__Goal__.
From the entries below, copy out every line with "journey" in it.

__Items__.
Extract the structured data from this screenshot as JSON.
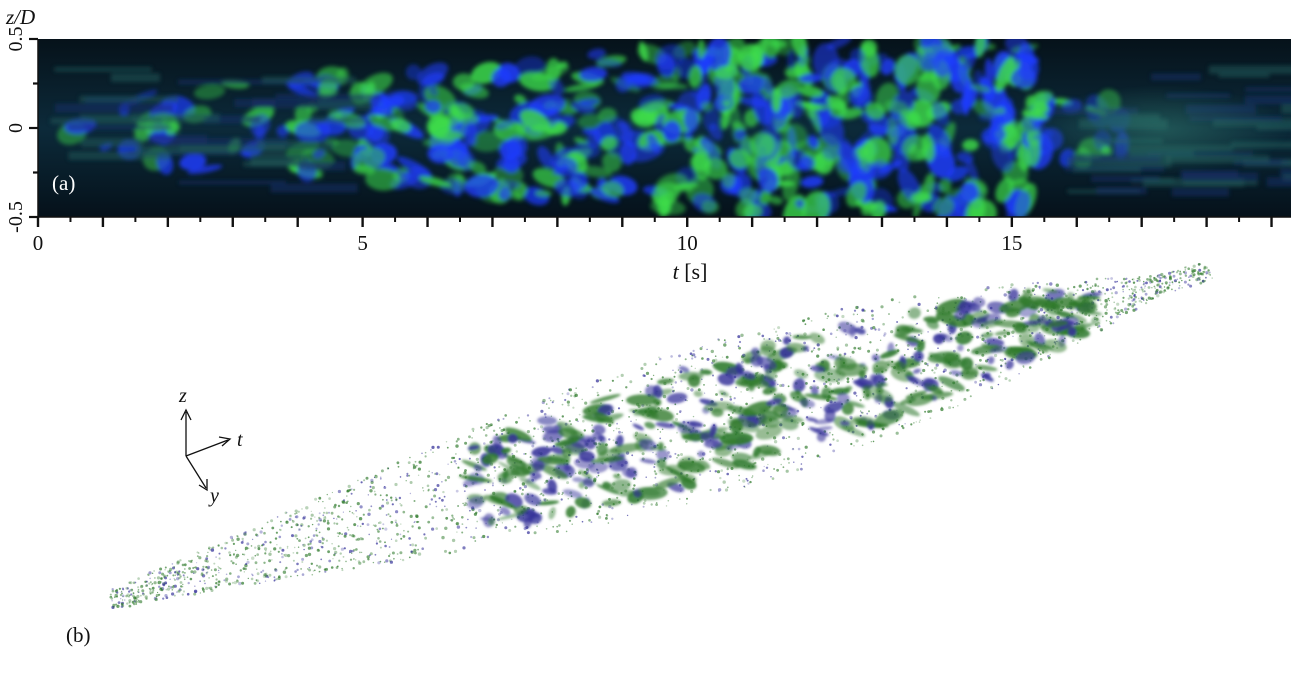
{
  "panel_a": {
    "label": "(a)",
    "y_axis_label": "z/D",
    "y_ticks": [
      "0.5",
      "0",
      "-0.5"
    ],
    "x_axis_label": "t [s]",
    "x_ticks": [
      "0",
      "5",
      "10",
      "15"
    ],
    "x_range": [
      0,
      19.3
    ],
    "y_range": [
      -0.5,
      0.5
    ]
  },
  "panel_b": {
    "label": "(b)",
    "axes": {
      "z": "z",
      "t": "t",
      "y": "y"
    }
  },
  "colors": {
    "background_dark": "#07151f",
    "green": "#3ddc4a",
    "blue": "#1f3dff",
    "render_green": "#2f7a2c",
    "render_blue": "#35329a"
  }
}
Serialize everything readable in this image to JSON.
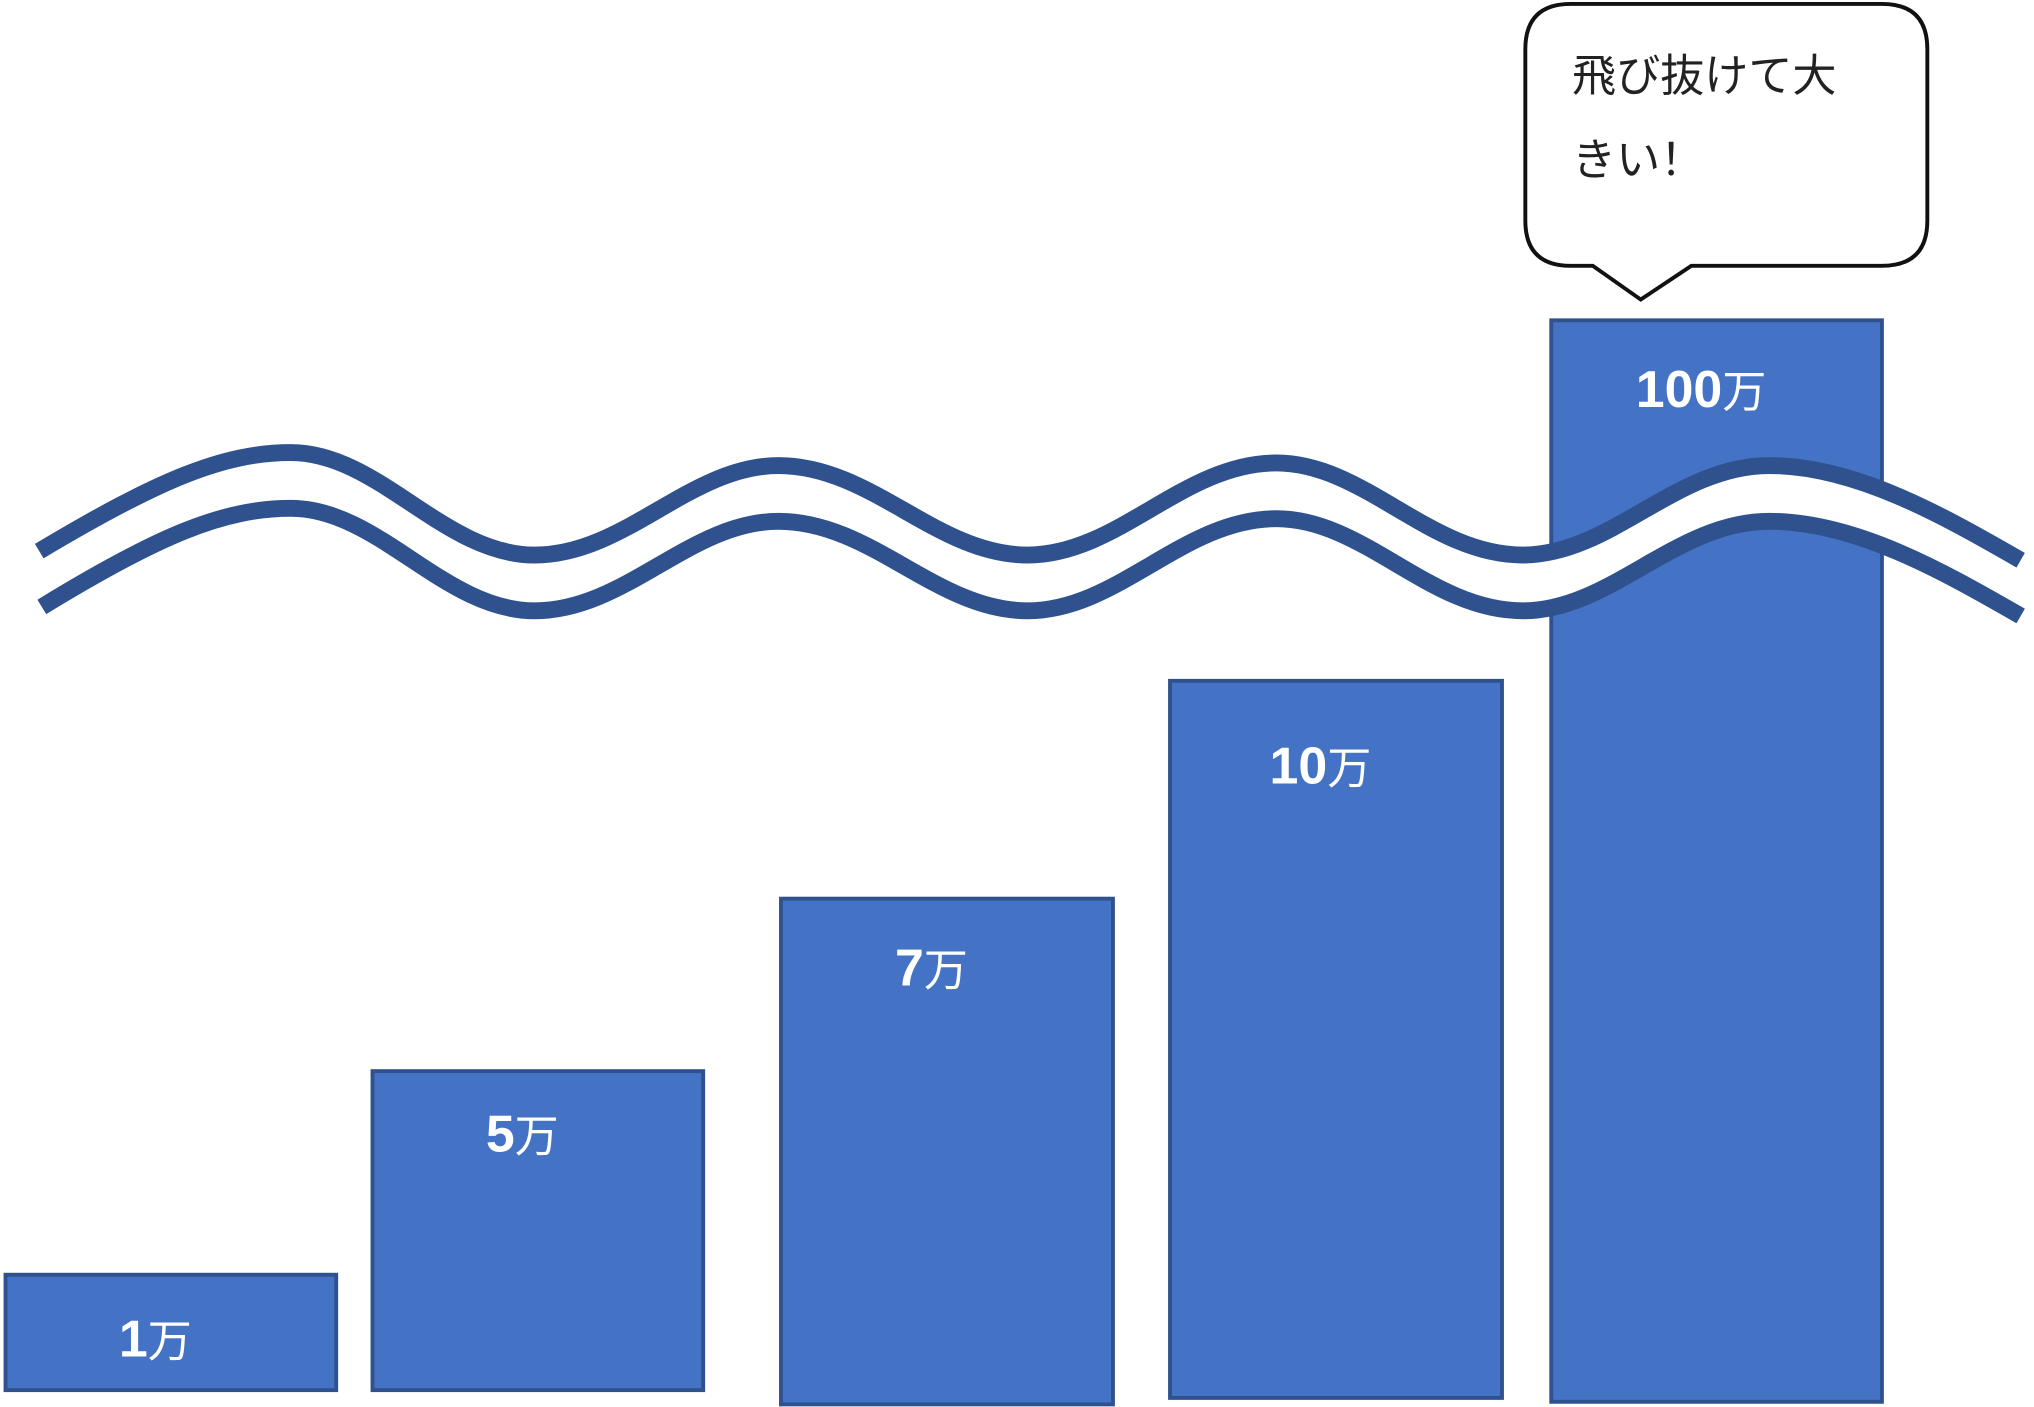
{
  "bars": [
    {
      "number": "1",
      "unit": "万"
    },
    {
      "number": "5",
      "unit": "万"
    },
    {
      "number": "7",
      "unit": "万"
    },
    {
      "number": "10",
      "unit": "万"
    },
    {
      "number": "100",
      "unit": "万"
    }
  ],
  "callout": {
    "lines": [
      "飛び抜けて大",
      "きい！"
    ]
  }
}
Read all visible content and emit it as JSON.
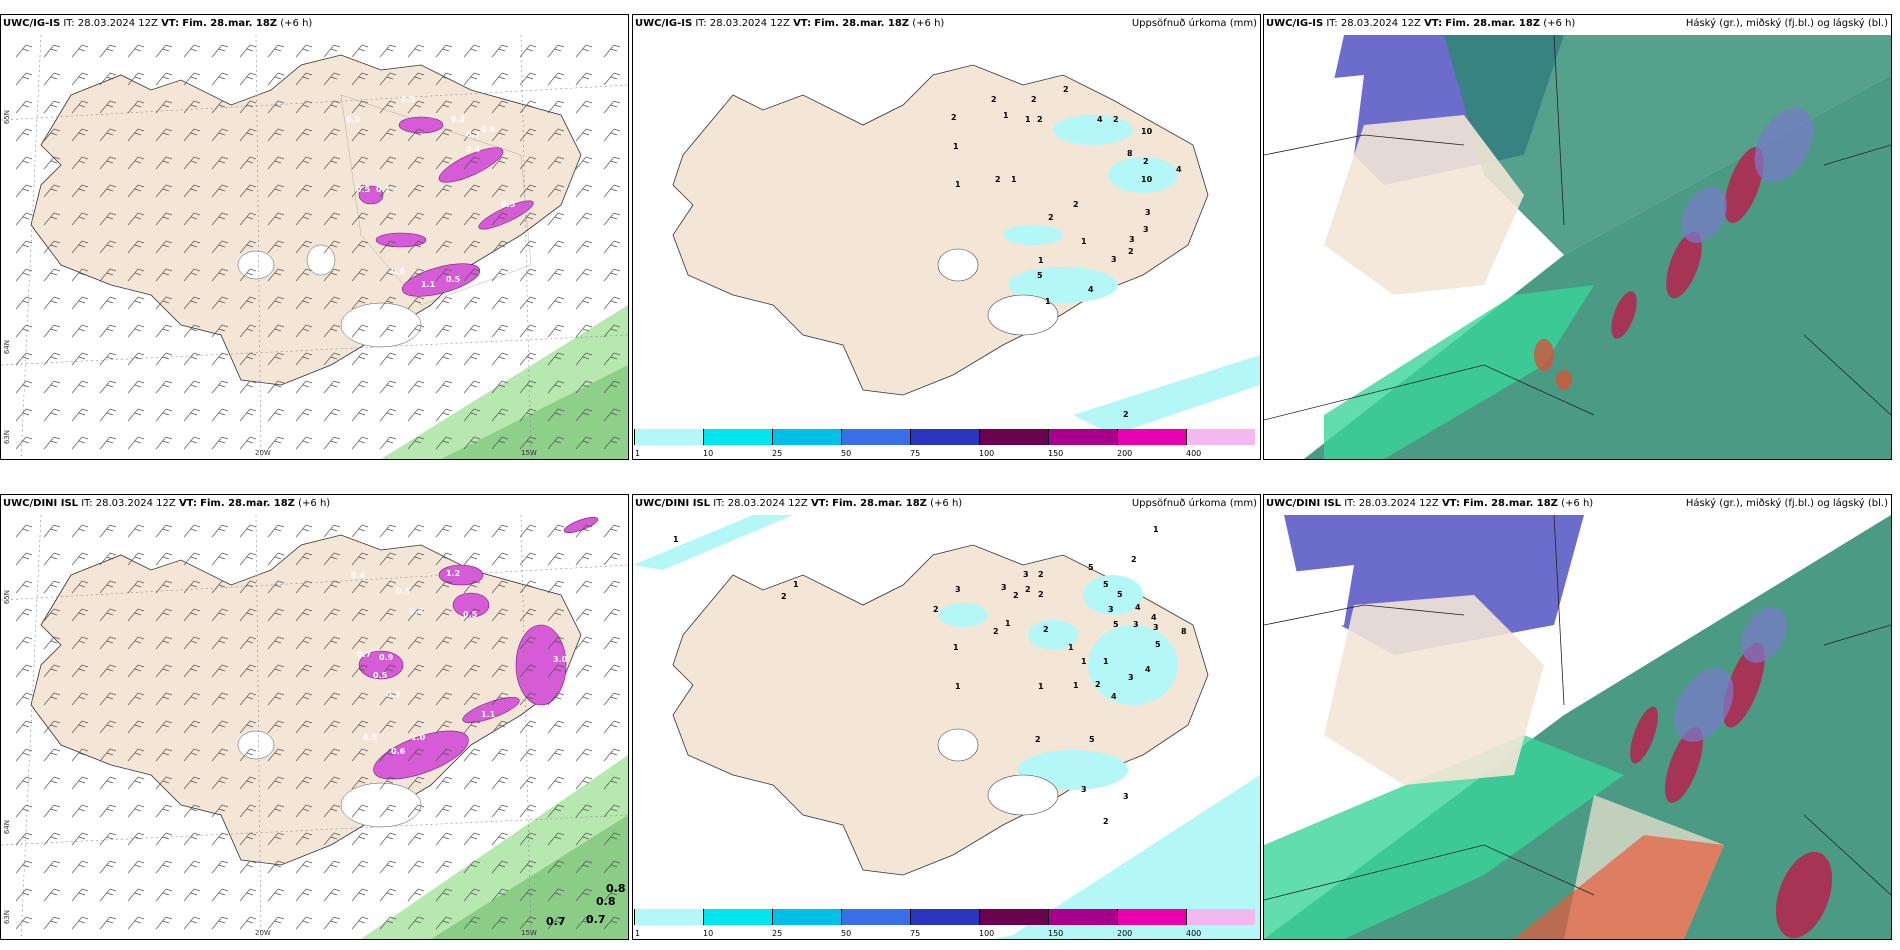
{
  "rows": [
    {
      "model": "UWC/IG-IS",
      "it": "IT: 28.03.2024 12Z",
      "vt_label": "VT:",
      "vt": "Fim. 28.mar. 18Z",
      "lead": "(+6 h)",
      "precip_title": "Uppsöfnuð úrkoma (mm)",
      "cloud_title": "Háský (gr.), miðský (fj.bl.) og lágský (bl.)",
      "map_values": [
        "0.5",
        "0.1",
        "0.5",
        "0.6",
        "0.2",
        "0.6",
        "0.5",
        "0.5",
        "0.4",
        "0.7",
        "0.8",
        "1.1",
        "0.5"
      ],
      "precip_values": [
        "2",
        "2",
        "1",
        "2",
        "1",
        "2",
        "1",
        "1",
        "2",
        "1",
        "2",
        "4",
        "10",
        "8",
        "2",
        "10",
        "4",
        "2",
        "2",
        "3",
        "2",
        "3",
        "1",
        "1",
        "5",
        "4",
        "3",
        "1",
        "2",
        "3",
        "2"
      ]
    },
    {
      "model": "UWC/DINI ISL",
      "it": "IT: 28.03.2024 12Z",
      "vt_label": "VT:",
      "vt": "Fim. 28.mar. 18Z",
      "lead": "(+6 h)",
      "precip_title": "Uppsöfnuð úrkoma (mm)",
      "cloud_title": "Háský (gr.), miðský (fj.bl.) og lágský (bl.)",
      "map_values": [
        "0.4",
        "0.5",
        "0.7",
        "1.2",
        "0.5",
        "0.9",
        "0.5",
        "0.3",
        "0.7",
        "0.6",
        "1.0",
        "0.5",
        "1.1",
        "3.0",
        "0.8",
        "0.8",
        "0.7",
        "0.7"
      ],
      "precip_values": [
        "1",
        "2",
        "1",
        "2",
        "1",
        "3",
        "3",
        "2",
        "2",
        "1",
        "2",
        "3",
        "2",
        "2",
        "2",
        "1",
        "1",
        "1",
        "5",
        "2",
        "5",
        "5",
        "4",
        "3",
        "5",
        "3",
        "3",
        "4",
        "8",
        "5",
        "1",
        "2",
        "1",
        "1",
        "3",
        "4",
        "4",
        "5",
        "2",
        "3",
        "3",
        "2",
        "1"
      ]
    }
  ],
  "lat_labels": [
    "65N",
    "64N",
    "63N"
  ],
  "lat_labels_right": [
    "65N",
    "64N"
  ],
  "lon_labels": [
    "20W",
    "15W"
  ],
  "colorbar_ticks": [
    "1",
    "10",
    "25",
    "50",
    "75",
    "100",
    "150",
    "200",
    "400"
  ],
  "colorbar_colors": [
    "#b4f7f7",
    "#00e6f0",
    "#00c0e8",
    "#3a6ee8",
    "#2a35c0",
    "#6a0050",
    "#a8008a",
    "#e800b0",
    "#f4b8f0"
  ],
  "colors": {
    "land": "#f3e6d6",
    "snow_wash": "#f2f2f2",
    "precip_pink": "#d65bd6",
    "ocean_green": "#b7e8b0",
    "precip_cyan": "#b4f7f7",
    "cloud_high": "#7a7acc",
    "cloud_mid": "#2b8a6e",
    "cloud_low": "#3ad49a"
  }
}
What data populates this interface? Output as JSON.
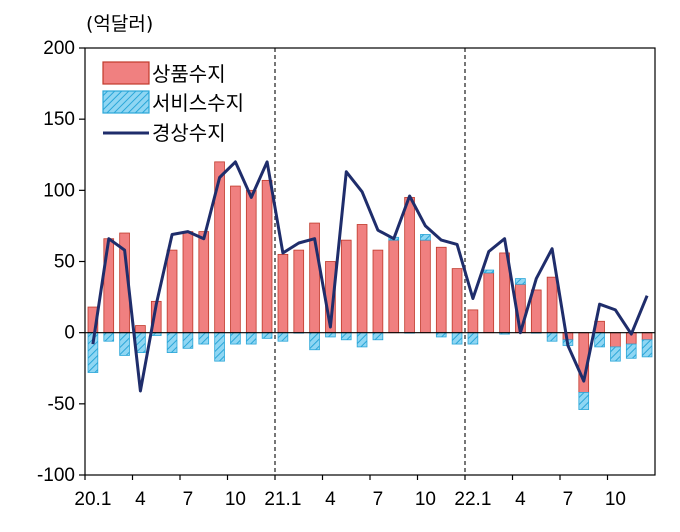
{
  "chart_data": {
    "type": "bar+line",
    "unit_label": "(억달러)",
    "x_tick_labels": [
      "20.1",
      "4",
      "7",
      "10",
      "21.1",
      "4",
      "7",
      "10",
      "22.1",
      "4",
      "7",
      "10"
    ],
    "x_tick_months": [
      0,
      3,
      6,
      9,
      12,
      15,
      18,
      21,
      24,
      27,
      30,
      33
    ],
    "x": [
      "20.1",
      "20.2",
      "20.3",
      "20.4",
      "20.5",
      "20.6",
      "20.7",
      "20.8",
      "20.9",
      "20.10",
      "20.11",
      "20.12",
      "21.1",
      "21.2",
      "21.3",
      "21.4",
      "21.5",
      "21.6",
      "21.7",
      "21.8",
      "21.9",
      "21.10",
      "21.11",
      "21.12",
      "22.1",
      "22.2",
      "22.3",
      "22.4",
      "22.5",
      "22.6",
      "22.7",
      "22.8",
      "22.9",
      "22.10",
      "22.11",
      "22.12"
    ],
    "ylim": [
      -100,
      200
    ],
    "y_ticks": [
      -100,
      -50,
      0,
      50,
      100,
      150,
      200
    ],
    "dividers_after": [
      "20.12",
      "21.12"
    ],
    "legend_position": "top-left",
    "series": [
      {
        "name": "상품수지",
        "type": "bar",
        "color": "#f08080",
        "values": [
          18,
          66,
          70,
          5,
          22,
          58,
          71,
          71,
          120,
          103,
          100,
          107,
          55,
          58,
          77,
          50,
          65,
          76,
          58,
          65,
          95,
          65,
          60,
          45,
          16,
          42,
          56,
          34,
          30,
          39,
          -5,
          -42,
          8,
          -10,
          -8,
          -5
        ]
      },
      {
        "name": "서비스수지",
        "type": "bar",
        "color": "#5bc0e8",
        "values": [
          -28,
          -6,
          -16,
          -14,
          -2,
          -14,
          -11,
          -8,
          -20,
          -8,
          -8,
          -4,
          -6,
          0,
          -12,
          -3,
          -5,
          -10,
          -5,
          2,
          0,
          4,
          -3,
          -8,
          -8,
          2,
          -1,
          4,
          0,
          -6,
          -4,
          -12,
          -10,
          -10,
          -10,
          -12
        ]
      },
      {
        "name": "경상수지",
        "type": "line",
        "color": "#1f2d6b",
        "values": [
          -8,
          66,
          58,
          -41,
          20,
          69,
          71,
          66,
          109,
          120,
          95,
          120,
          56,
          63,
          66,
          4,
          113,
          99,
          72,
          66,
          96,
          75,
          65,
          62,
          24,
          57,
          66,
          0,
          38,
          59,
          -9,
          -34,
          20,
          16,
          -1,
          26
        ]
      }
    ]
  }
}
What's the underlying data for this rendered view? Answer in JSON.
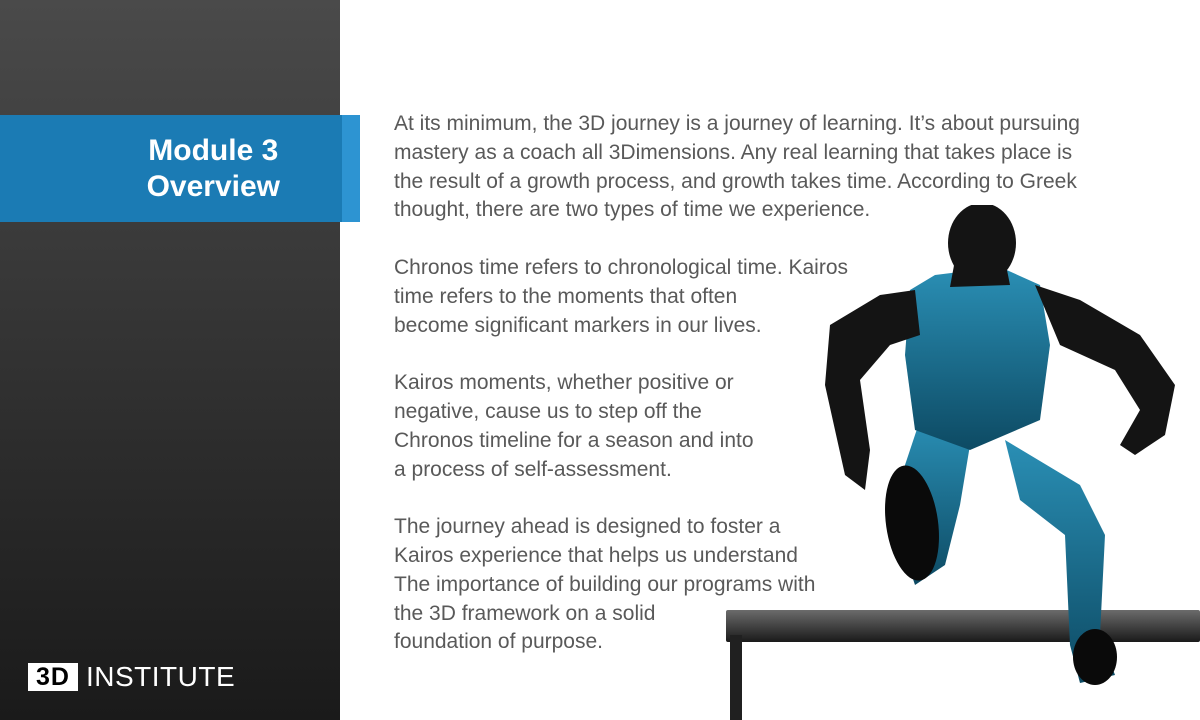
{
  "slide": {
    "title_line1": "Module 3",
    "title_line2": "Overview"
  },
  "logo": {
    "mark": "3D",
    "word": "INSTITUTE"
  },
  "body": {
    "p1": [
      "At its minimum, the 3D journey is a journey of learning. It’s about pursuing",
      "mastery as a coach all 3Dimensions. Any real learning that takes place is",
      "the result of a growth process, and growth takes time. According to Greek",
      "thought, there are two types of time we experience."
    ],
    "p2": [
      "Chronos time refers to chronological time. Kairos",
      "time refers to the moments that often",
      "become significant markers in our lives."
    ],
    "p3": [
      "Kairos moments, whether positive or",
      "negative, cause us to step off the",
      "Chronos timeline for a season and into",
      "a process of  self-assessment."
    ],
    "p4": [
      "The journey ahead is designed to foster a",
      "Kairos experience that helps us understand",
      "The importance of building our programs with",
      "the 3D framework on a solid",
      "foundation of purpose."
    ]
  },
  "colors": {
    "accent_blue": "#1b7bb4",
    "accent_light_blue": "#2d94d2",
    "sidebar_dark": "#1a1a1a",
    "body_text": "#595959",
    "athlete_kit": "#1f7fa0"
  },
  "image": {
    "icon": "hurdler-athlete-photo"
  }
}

__Answer__.
      "At its minimum, the 3D journey is a journey of learning. It’s about pursuing",
      "The journey ahead is designed to foster a",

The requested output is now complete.